* Required work
Please print the full listing exactly.

----- Listing -----

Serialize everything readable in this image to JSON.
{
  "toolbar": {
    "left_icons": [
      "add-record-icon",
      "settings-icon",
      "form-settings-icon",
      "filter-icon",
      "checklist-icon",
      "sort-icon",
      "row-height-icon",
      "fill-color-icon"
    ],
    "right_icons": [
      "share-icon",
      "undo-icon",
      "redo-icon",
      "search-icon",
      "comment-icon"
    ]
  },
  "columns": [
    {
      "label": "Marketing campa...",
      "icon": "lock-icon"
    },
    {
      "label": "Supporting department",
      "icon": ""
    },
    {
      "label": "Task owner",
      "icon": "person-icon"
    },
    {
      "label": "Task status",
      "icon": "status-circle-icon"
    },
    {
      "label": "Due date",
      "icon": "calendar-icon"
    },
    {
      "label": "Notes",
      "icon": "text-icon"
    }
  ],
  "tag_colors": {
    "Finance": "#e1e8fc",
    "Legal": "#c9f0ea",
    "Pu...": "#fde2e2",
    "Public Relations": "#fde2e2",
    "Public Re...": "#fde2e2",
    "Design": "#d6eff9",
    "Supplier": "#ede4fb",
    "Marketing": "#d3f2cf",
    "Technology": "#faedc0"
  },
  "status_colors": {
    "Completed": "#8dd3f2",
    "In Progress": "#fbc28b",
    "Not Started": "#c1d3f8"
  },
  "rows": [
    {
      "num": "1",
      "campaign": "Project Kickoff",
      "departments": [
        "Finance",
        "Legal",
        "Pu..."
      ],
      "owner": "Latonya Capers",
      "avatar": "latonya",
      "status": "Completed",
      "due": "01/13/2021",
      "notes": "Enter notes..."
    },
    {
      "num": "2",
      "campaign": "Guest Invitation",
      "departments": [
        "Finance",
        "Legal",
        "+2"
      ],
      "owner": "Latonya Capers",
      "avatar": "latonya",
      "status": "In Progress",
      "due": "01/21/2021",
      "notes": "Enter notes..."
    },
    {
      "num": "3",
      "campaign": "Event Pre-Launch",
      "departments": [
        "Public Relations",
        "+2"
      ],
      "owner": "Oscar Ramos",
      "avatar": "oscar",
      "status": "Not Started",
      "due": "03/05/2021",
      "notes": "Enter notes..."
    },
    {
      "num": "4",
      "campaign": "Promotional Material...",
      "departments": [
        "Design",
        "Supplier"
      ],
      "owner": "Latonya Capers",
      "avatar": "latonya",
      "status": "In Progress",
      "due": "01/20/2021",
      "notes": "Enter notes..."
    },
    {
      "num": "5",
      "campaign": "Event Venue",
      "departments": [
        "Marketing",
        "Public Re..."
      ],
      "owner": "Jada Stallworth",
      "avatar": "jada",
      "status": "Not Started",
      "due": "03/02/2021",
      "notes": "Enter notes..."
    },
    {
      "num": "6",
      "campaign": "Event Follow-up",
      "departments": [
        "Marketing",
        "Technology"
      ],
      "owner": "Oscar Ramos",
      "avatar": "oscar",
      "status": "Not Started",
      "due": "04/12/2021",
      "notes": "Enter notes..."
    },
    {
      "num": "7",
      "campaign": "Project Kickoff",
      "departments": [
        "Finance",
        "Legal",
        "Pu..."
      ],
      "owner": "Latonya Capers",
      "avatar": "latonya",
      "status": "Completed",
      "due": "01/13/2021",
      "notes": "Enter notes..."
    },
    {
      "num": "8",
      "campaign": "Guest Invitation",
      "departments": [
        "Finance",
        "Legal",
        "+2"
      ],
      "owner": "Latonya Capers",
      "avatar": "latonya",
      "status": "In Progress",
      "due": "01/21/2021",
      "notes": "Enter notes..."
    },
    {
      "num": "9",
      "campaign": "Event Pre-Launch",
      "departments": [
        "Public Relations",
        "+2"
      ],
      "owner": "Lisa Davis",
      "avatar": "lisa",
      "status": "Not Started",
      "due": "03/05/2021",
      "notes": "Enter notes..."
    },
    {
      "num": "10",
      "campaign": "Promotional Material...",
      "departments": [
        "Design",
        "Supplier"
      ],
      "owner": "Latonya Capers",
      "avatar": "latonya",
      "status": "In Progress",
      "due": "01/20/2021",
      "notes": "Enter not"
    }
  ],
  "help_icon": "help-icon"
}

-----

* Correct answer
Serialize everything readable in this image to JSON.
{
  "toolbar": {
    "left_icons": [
      "add-record-icon",
      "settings-icon",
      "form-settings-icon",
      "filter-icon",
      "checklist-icon",
      "sort-icon",
      "row-height-icon",
      "fill-color-icon"
    ],
    "right_icons": [
      "share-icon",
      "undo-icon",
      "redo-icon",
      "search-icon",
      "comment-icon"
    ]
  },
  "columns": [
    {
      "label": "Marketing campa...",
      "icon": "lock-icon"
    },
    {
      "label": "Supporting department",
      "icon": ""
    },
    {
      "label": "Task owner",
      "icon": "person-icon"
    },
    {
      "label": "Task status",
      "icon": "status-circle-icon"
    },
    {
      "label": "Due date",
      "icon": "calendar-icon"
    },
    {
      "label": "Notes",
      "icon": "text-icon"
    }
  ],
  "tag_colors": {
    "Finance": "#e1e8fc",
    "Legal": "#c9f0ea",
    "Pu...": "#fde2e2",
    "Public Relations": "#fde2e2",
    "Public Re...": "#fde2e2",
    "Design": "#d6eff9",
    "Supplier": "#ede4fb",
    "Marketing": "#d3f2cf",
    "Technology": "#faedc0"
  },
  "status_colors": {
    "Completed": "#8dd3f2",
    "In Progress": "#fbc28b",
    "Not Started": "#c1d3f8"
  },
  "rows": [
    {
      "num": "1",
      "campaign": "Project Kickoff",
      "departments": [
        "Finance",
        "Legal",
        "Pu..."
      ],
      "owner": "Latonya Capers",
      "avatar": "latonya",
      "status": "Completed",
      "due": "01/13/2021",
      "notes": "Enter notes..."
    },
    {
      "num": "2",
      "campaign": "Guest Invitation",
      "departments": [
        "Finance",
        "Legal",
        "+2"
      ],
      "owner": "Latonya Capers",
      "avatar": "latonya",
      "status": "In Progress",
      "due": "01/21/2021",
      "notes": "Enter notes..."
    },
    {
      "num": "3",
      "campaign": "Event Pre-Launch",
      "departments": [
        "Public Relations",
        "+2"
      ],
      "owner": "Oscar Ramos",
      "avatar": "oscar",
      "status": "Not Started",
      "due": "03/05/2021",
      "notes": "Enter notes..."
    },
    {
      "num": "4",
      "campaign": "Promotional Material...",
      "departments": [
        "Design",
        "Supplier"
      ],
      "owner": "Latonya Capers",
      "avatar": "latonya",
      "status": "In Progress",
      "due": "01/20/2021",
      "notes": "Enter notes..."
    },
    {
      "num": "5",
      "campaign": "Event Venue",
      "departments": [
        "Marketing",
        "Public Re..."
      ],
      "owner": "Jada Stallworth",
      "avatar": "jada",
      "status": "Not Started",
      "due": "03/02/2021",
      "notes": "Enter notes..."
    },
    {
      "num": "6",
      "campaign": "Event Follow-up",
      "departments": [
        "Marketing",
        "Technology"
      ],
      "owner": "Oscar Ramos",
      "avatar": "oscar",
      "status": "Not Started",
      "due": "04/12/2021",
      "notes": "Enter notes..."
    },
    {
      "num": "7",
      "campaign": "Project Kickoff",
      "departments": [
        "Finance",
        "Legal",
        "Pu..."
      ],
      "owner": "Latonya Capers",
      "avatar": "latonya",
      "status": "Completed",
      "due": "01/13/2021",
      "notes": "Enter notes..."
    },
    {
      "num": "8",
      "campaign": "Guest Invitation",
      "departments": [
        "Finance",
        "Legal",
        "+2"
      ],
      "owner": "Latonya Capers",
      "avatar": "latonya",
      "status": "In Progress",
      "due": "01/21/2021",
      "notes": "Enter notes..."
    },
    {
      "num": "9",
      "campaign": "Event Pre-Launch",
      "departments": [
        "Public Relations",
        "+2"
      ],
      "owner": "Lisa Davis",
      "avatar": "lisa",
      "status": "Not Started",
      "due": "03/05/2021",
      "notes": "Enter notes..."
    },
    {
      "num": "10",
      "campaign": "Promotional Material...",
      "departments": [
        "Design",
        "Supplier"
      ],
      "owner": "Latonya Capers",
      "avatar": "latonya",
      "status": "In Progress",
      "due": "01/20/2021",
      "notes": "Enter not"
    }
  ],
  "help_icon": "help-icon"
}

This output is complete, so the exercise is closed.